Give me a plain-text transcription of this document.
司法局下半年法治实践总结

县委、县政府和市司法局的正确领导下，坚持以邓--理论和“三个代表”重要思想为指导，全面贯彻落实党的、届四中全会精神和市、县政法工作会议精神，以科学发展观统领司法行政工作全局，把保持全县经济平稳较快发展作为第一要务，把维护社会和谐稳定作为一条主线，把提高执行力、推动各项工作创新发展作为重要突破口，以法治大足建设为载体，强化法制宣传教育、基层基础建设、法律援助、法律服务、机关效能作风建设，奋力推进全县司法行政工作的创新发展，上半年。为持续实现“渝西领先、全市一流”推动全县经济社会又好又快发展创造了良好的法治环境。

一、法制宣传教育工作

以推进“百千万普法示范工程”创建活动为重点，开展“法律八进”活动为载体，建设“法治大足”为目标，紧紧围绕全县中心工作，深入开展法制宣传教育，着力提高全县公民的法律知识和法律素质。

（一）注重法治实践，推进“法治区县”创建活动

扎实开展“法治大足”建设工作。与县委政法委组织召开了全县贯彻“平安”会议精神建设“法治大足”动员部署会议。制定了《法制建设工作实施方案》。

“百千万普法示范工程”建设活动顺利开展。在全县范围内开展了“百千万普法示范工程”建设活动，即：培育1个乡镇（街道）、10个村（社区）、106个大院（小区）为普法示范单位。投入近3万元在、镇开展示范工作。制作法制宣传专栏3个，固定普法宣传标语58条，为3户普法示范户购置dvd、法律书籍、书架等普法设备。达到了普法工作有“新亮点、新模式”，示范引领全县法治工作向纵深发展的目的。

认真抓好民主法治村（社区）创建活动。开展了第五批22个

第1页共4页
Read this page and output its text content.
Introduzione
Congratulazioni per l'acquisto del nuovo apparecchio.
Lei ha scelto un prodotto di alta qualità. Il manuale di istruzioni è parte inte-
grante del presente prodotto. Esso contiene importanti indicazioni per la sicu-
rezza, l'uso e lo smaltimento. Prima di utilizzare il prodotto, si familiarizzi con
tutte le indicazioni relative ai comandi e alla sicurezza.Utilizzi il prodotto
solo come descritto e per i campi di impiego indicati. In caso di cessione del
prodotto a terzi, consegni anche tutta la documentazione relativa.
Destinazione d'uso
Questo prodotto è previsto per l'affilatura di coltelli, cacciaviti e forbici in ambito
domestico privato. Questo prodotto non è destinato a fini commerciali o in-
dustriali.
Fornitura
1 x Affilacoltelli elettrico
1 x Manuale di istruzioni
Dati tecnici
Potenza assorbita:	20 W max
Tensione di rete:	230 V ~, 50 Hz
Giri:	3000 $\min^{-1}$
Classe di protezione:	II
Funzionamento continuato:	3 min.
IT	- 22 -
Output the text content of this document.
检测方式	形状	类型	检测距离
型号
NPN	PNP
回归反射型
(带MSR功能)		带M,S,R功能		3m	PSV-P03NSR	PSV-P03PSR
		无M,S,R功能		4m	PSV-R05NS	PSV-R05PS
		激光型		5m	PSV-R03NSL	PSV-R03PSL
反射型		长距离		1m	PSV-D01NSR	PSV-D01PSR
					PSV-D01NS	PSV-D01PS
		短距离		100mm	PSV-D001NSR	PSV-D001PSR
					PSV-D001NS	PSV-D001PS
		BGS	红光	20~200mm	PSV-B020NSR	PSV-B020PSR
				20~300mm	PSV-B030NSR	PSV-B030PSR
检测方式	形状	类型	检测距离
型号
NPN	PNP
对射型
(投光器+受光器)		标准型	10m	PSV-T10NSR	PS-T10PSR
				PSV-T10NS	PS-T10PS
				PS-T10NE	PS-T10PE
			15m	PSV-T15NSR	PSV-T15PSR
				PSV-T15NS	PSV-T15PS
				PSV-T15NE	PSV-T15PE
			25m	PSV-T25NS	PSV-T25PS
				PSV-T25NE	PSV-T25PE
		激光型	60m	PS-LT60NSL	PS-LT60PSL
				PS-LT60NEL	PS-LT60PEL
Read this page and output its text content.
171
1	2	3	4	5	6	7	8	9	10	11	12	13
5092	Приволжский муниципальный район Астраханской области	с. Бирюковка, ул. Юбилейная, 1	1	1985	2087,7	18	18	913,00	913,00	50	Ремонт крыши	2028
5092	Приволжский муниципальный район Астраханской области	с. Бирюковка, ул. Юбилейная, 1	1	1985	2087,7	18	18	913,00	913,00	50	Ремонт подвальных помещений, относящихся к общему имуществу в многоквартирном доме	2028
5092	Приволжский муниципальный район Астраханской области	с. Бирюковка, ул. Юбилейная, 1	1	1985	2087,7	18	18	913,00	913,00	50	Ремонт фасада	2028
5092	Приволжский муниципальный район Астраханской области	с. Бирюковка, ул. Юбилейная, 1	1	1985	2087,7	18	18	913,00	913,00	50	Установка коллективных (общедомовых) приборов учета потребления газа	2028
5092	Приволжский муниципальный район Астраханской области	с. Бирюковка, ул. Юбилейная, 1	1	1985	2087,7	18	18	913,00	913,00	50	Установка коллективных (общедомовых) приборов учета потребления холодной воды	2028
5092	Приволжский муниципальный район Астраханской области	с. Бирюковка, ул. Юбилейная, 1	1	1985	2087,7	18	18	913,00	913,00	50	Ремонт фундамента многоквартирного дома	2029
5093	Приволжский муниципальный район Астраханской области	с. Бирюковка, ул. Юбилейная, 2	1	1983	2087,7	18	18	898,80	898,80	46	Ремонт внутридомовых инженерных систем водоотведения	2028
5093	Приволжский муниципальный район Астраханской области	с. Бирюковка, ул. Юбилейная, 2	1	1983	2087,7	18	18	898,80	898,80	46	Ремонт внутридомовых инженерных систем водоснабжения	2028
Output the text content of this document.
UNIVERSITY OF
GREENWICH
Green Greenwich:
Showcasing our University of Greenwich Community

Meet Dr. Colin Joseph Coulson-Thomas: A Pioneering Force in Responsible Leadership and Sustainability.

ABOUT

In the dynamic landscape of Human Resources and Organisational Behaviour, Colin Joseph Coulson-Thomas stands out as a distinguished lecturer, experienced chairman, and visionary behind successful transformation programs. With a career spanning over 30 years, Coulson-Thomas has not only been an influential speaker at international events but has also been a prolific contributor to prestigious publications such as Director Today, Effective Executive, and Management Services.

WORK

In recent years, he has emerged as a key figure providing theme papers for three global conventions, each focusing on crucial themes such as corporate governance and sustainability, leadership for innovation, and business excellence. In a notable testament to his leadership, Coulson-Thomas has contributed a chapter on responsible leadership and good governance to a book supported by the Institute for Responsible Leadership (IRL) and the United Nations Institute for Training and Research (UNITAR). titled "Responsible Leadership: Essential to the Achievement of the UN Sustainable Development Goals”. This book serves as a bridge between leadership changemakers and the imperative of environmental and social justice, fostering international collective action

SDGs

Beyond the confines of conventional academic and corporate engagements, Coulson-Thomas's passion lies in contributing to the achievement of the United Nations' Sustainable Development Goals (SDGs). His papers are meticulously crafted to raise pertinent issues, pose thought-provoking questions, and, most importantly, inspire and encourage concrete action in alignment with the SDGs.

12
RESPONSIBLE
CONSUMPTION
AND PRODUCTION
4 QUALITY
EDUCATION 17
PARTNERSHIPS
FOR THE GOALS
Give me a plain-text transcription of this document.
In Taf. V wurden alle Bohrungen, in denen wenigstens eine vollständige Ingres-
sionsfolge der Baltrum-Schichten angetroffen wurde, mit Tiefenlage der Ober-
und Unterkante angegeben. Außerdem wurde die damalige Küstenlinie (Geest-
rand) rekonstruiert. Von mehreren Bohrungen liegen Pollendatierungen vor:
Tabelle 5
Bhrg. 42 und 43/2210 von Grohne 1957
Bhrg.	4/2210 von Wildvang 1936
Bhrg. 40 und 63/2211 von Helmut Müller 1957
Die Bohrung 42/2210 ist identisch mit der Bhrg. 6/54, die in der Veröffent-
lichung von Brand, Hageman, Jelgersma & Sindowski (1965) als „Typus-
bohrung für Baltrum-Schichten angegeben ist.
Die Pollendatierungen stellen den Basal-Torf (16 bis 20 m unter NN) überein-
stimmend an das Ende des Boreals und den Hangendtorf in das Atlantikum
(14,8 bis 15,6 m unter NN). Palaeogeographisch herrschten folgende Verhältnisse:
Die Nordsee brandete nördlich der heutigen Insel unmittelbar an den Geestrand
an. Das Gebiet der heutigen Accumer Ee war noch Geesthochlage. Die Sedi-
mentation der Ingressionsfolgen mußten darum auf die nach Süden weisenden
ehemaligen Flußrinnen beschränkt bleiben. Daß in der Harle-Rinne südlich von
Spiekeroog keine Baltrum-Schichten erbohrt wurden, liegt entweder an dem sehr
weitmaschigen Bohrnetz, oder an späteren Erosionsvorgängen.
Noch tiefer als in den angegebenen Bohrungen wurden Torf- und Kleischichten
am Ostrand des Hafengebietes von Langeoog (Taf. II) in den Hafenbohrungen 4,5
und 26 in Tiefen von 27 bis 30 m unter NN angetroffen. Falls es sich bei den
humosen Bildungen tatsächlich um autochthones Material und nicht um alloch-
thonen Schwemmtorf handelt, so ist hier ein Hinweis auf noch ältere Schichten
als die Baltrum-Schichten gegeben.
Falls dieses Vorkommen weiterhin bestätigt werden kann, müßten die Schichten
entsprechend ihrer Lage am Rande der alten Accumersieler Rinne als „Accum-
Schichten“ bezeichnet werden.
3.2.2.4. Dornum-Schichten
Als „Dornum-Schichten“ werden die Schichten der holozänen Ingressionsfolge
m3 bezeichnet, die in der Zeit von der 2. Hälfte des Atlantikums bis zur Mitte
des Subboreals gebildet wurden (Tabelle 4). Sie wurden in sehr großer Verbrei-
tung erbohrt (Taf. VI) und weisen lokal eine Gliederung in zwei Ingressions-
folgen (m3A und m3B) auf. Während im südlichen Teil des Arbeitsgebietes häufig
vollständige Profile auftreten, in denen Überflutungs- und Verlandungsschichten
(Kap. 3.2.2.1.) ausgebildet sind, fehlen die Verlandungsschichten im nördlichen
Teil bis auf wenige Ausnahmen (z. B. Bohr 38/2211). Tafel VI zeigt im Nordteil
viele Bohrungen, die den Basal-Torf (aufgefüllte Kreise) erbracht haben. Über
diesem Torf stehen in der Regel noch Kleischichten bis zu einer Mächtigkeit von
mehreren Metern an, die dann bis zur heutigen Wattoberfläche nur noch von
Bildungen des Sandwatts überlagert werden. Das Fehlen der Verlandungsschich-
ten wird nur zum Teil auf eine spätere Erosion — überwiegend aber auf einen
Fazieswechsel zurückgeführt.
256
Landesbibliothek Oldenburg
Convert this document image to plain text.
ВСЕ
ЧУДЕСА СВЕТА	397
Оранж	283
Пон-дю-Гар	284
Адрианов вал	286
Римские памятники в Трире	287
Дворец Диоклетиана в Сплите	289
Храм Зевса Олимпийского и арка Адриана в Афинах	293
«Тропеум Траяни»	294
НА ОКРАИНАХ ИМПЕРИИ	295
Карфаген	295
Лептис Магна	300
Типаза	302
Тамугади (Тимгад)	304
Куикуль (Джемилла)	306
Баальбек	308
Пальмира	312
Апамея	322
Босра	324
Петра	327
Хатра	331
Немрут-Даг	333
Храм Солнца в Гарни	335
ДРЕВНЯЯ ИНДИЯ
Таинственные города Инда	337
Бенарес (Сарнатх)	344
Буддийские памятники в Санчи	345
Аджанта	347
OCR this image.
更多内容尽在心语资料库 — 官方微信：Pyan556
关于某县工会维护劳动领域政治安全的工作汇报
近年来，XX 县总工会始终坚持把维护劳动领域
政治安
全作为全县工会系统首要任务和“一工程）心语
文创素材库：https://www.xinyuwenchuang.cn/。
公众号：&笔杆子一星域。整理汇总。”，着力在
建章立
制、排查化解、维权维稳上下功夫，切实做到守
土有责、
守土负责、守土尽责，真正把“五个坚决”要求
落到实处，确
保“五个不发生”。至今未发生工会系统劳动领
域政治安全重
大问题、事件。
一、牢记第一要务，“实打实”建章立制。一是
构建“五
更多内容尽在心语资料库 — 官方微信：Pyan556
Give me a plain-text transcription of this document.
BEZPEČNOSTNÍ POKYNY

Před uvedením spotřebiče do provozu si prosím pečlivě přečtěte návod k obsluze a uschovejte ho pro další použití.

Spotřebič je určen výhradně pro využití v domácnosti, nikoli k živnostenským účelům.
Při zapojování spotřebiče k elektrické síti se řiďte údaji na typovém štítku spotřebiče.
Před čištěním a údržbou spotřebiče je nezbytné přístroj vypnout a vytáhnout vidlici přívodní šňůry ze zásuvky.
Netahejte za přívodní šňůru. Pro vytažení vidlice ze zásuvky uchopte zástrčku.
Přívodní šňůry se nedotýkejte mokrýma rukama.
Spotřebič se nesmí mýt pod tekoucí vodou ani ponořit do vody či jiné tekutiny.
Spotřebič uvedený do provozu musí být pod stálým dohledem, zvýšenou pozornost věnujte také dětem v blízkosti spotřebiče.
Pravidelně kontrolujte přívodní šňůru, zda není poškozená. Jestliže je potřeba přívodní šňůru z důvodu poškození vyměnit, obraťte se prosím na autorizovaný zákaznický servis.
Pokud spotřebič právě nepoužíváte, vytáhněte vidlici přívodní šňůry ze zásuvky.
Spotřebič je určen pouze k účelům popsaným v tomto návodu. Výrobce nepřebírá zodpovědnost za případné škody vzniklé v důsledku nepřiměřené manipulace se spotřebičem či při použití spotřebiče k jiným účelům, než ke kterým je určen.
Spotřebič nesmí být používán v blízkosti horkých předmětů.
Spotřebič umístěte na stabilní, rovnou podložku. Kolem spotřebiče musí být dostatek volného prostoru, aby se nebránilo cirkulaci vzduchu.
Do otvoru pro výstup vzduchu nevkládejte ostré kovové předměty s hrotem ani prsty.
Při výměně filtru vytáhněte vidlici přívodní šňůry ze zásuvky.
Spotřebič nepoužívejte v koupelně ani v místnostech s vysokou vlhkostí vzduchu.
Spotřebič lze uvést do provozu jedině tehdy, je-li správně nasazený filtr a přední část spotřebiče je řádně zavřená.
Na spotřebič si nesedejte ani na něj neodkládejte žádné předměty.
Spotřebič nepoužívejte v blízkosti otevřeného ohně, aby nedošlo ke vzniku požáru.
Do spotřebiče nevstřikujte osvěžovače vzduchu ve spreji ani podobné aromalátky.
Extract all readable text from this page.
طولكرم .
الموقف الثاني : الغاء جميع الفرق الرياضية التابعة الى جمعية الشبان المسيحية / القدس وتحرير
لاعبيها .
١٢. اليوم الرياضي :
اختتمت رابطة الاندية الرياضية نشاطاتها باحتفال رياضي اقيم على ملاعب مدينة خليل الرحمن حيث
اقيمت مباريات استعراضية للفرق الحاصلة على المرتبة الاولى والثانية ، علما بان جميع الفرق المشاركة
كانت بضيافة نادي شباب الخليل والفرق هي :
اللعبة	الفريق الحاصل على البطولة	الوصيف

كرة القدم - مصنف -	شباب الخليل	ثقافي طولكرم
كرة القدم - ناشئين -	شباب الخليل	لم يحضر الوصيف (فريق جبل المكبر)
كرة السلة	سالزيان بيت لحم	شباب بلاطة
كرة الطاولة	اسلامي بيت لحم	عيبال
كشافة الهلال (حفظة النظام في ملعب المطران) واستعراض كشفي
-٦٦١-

..........

Task requirements: In the entries above, find each line with the string "indicazioni" and copy it.

Response to the exercise:
grante del presente prodotto. Esso contiene importanti indicazioni per la sicu-
tutte le indicazioni relative ai comandi e alla sicurezza.Utilizzi il prodotto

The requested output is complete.